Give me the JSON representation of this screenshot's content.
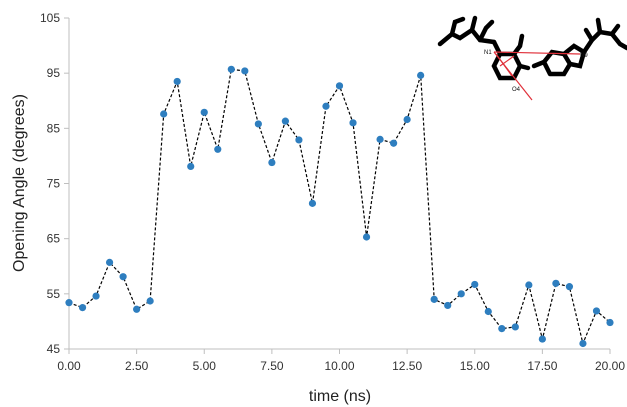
{
  "chart_data": {
    "type": "line",
    "title": "",
    "xlabel": "time (ns)",
    "ylabel": "Opening Angle (degrees)",
    "xlim": [
      0,
      20
    ],
    "ylim": [
      45,
      105
    ],
    "x_ticks": [
      "0.00",
      "2.50",
      "5.00",
      "7.50",
      "10.00",
      "12.50",
      "15.00",
      "17.50",
      "20.00"
    ],
    "y_ticks": [
      "45",
      "55",
      "65",
      "75",
      "85",
      "95",
      "105"
    ],
    "grid": false,
    "legend": "none",
    "series": [
      {
        "color": "#2e7ebf",
        "line_style": "dashed-black",
        "x": [
          0,
          0.5,
          1,
          1.5,
          2,
          2.5,
          3,
          3.5,
          4,
          4.5,
          5,
          5.5,
          6,
          6.5,
          7,
          7.5,
          8,
          8.5,
          9,
          9.5,
          10,
          10.5,
          11,
          11.5,
          12,
          12.5,
          13,
          13.5,
          14,
          14.5,
          15,
          15.5,
          16,
          16.5,
          17,
          17.5,
          18,
          18.5,
          19,
          19.5,
          20
        ],
        "y": [
          53.4,
          52.5,
          54.6,
          60.7,
          58.1,
          52.2,
          53.7,
          87.6,
          93.5,
          78.1,
          87.9,
          81.2,
          95.7,
          95.4,
          85.8,
          78.8,
          86.3,
          82.9,
          71.4,
          89.0,
          92.7,
          86.0,
          65.3,
          83.0,
          82.3,
          86.6,
          94.6,
          54.0,
          52.9,
          55.0,
          56.7,
          51.8,
          48.7,
          49.0,
          56.6,
          46.8,
          56.9,
          56.3,
          46.0,
          51.9,
          49.8
        ]
      }
    ],
    "inset": {
      "atom_labels": [
        "N1",
        "N9",
        "O4"
      ]
    }
  }
}
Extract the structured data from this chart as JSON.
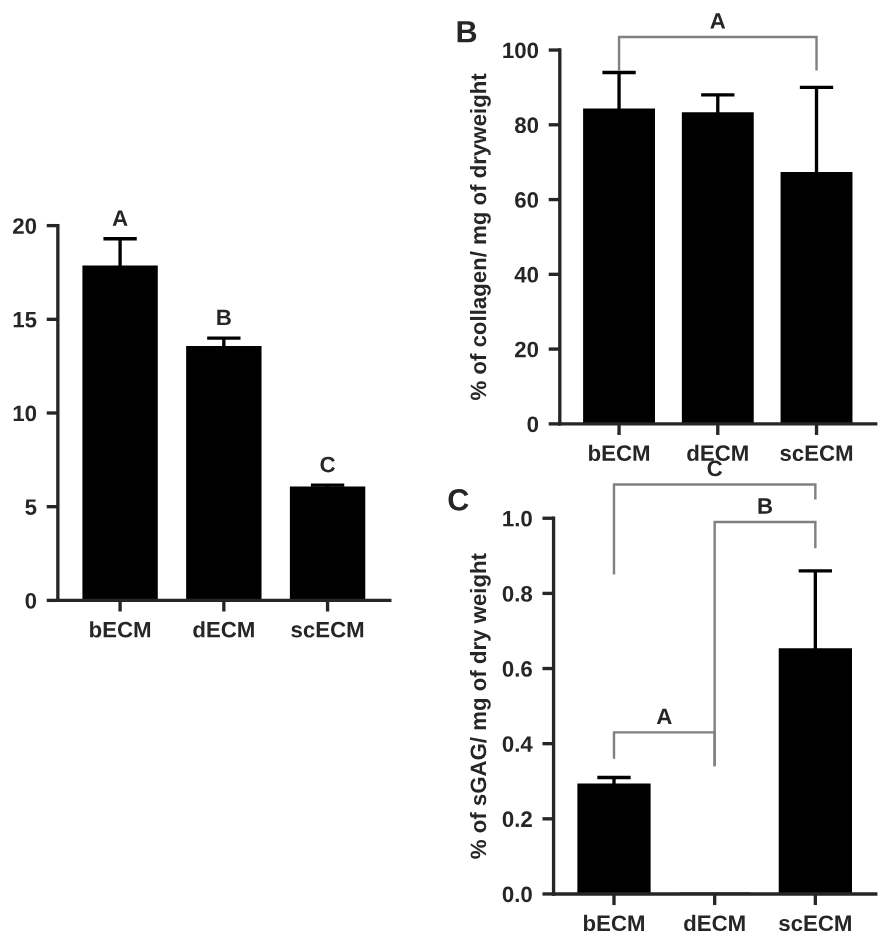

——

### [Written exercise]
Each line in the material either holds the string "this" or does not. State how many do, and nothing else.

### [Written solution]
2